## DATA SHOWN
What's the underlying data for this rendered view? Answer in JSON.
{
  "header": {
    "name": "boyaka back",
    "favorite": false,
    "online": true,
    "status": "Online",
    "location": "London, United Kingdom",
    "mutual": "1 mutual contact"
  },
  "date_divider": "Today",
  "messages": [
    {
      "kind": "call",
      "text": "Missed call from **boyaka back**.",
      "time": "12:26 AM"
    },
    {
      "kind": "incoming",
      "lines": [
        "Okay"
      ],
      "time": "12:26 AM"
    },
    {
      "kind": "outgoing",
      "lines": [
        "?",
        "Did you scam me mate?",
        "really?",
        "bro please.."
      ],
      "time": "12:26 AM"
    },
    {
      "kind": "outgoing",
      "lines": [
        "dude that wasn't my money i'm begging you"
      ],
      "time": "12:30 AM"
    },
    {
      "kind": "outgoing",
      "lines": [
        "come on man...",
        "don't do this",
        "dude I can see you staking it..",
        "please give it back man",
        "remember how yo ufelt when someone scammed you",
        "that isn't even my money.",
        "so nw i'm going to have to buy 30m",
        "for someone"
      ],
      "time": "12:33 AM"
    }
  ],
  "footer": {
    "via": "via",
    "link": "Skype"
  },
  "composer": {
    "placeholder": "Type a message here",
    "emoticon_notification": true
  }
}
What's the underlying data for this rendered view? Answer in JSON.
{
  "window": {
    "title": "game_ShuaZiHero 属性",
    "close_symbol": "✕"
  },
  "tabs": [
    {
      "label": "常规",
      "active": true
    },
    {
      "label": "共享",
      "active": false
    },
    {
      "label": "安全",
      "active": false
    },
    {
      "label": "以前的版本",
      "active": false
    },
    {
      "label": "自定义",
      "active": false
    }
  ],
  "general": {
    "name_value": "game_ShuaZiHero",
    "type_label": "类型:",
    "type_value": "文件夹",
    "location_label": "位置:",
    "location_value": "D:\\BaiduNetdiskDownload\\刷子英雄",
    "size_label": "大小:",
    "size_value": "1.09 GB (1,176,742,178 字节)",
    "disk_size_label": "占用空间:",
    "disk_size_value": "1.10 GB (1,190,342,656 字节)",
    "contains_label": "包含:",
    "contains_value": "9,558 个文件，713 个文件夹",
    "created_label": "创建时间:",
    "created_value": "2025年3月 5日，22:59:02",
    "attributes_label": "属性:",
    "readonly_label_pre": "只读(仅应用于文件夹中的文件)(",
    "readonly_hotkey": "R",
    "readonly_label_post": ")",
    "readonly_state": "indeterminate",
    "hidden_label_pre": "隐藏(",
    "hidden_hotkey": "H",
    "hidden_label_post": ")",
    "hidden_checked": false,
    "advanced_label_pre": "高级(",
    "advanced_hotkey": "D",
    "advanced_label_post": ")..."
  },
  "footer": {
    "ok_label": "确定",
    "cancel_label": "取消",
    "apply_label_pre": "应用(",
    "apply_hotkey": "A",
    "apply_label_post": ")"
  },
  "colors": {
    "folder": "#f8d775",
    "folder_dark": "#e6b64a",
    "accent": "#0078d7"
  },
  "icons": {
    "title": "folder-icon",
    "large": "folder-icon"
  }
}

## CHALLENGE
Copy out each line that contains the word "dude".

## ANSWER TO THE PROBLEM
        "dude that wasn't my money i'm begging you"
        "dude I can see you staking it..",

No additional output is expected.